> Page extract
What Fans Don’t Understand About Waivers

 

              I drifted into a discussion on Twitter about Waiver Wires.  I don’t understand all the ins and outs of the waiver system; actually, many GMs don’t understand them all, either.   In your front office you have one or two people who understand all the ins and outs of the waiver system, and you run any decision you have to make through them.  I have many times heard a GM ask that person "Can we do this?" or "How can we do this within the rules?"  Some GMs know the rules really well because they used to be that guy whose job it was to understand the system, or maybe they used to work for the league office. 

              It started as a simple system.  If you had a player you no longer wanted, you put him on waivers before you released him so that he would have a chance to catch on with some other team that might have a use for him.   A simple system; teams could file claims for the players in reverse order of the standings. 

              Some waivers are irrevocable—that is, once you file them you can’t reclaim the player—but some waivers are revocable.  There are all kinds of different waivers.  Well, at some point lost to history, probably before 1950, somebody realized that they could use the waiver system to gather information about a player they wanted to trade.   Let’s say that in 1958 the Detroit Tigers decide that they don’t want Gail Harris playing first base for them anymore, but they don’t want to just release him, either.   They put him on waivers.   Somebody files a claim for him; let’s say that the Senators file a claim for him.  The Tigers withdraw the waivers, but they call the Senators on the phone and say, "Hey, I see you like Gail Harris; could we work out a deal for him?"   They would work out a deal in which Gail Harris would go to the Senators in exchange for some Double-A second baseman.   Wasn’t Double-A at that time, it was Class B, but you get my point.  The waiver wire system worked—not exactly in the way it was intended, but it still worked.

> Problem requirements
Reproduce the part of the waivers essay starting with "I drifted into" and going on through "the league office.". This data has nothing to do with the waivers essay.

[Stored data entries]
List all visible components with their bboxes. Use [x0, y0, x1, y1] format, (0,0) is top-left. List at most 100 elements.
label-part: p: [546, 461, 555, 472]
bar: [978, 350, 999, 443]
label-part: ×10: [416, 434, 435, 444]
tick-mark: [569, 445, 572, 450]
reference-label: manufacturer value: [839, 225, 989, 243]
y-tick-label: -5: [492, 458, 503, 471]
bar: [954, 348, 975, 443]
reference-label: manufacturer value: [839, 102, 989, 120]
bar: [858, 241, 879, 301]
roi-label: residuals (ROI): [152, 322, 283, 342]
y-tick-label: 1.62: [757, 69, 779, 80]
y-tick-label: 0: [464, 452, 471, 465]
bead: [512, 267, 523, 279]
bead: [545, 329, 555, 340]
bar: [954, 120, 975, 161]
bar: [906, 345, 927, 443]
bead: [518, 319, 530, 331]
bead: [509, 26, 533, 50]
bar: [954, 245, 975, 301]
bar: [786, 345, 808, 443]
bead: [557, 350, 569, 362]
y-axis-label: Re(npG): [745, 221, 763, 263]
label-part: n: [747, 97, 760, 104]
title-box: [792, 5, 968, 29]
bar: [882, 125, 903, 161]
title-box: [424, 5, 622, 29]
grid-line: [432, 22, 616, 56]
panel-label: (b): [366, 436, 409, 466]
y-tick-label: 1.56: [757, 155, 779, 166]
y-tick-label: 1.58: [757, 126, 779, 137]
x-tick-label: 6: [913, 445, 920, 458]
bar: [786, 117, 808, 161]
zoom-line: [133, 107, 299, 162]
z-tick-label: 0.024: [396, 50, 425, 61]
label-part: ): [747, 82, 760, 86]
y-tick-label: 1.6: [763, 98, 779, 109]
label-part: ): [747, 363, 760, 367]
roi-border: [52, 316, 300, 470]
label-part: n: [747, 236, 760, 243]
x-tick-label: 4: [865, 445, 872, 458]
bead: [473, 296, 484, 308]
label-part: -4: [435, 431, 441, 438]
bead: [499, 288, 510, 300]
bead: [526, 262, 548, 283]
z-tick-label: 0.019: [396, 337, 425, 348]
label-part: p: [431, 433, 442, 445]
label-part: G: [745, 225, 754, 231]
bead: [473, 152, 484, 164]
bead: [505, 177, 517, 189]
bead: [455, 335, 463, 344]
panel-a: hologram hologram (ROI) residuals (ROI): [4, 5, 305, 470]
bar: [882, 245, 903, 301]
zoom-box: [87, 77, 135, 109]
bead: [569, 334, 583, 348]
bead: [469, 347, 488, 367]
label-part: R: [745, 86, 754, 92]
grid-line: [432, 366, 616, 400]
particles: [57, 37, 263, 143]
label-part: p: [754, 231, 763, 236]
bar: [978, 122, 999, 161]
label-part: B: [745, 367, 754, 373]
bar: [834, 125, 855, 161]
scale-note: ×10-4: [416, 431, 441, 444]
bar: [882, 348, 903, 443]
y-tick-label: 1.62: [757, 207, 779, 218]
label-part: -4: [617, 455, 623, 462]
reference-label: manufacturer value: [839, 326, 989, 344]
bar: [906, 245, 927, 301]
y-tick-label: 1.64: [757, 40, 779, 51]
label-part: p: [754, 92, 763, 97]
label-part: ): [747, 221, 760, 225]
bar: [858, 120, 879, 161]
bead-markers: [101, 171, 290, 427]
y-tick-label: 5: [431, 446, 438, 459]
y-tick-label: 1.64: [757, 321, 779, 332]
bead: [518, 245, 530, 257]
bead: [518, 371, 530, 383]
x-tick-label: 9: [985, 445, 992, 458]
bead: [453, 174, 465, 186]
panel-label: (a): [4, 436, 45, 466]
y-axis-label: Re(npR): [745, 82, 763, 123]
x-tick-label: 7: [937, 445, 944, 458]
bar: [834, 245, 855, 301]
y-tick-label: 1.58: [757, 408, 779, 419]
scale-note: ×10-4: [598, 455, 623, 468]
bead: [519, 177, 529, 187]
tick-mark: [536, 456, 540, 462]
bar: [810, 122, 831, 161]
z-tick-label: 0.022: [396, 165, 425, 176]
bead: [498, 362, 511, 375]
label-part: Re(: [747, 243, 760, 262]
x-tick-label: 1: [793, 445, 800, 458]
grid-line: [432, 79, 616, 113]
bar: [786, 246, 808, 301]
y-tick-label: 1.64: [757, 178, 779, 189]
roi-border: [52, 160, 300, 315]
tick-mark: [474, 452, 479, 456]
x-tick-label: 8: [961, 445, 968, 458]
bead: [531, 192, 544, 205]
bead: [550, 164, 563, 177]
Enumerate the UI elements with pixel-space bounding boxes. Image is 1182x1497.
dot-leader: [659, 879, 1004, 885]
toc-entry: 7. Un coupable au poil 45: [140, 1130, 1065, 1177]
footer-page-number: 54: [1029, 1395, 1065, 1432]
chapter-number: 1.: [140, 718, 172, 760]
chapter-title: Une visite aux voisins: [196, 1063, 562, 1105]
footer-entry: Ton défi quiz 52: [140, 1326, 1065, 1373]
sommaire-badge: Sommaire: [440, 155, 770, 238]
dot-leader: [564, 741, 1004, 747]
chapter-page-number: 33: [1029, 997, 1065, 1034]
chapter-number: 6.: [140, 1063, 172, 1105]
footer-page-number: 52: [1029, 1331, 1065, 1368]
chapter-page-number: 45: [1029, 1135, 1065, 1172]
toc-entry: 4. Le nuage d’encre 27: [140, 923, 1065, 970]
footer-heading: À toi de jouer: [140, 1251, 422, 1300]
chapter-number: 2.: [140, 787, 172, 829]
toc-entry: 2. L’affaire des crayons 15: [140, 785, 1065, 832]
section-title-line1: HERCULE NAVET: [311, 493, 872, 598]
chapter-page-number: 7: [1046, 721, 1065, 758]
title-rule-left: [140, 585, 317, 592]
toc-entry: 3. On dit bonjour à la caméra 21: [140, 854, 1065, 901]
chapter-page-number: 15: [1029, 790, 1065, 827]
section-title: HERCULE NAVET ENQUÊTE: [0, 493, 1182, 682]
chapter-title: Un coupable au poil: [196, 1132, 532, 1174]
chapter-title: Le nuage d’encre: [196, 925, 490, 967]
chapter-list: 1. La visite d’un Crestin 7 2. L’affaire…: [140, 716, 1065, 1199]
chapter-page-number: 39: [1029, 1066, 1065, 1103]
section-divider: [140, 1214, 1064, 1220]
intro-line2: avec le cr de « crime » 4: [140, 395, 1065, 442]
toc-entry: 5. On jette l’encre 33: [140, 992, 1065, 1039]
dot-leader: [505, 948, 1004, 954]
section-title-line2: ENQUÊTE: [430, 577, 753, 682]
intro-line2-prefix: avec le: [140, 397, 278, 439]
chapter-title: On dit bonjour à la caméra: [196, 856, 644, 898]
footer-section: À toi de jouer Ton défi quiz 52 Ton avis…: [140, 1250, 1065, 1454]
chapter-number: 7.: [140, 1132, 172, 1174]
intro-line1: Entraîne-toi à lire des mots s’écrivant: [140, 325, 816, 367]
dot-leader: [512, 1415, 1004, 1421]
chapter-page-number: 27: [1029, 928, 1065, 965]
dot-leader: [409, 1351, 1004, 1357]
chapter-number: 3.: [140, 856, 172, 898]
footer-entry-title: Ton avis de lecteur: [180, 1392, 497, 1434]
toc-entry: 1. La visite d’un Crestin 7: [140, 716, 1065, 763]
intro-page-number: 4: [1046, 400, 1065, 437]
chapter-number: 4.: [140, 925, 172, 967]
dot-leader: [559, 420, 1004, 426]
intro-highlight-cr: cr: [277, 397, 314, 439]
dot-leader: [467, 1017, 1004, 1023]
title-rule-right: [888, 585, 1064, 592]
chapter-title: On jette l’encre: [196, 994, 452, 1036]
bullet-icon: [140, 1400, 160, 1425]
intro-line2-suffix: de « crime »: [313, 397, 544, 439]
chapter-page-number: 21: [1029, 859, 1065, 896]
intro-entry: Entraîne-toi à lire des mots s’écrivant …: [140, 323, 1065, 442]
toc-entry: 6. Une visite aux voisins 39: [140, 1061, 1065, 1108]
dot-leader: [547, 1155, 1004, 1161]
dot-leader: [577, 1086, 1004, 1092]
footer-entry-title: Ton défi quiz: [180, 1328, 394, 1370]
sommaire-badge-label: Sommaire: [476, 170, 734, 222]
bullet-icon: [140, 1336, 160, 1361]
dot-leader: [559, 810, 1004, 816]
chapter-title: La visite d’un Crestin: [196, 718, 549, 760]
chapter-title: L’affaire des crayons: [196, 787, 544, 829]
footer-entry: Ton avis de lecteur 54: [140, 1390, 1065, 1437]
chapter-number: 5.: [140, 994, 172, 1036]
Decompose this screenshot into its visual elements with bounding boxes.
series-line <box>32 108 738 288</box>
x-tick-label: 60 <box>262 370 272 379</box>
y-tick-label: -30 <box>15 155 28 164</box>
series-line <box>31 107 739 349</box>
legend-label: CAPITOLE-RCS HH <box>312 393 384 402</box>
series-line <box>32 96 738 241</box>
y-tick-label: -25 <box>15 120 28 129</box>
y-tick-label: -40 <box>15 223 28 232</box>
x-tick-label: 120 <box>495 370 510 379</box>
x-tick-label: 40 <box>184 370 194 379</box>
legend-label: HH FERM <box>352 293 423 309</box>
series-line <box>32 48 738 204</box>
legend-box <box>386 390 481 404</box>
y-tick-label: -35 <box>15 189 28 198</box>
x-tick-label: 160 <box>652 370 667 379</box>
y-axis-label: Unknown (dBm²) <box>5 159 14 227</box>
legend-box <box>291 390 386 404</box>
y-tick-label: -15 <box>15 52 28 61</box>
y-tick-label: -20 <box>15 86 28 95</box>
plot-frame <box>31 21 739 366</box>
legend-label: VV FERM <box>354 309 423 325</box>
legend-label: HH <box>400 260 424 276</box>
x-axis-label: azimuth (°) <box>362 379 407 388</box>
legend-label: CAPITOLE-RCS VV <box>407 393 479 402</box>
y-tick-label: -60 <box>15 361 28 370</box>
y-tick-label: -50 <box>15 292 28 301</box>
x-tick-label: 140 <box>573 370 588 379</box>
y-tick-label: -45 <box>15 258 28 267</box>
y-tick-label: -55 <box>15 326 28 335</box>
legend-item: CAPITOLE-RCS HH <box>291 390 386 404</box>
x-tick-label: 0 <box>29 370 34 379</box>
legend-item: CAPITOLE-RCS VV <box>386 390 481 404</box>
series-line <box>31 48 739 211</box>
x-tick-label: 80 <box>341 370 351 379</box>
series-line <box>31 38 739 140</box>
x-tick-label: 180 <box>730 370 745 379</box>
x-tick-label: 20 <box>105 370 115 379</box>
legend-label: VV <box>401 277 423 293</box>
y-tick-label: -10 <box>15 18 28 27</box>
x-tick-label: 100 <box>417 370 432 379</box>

> Full answer
I drifted into a discussion on Twitter about Waiver Wires.  I don’t understand all the ins and outs of the waiver system; actually, many GMs don’t understand them all, either.   In your front office you have one or two people who understand all the ins and outs of the waiver system, and you run any decision you have to make through them.  I have many times heard a GM ask that person "Can we do this?" or "How can we do this within the rules?"  Some GMs know the rules really well because they used to be that guy whose job it was to understand the system, or maybe they used to work for the league office.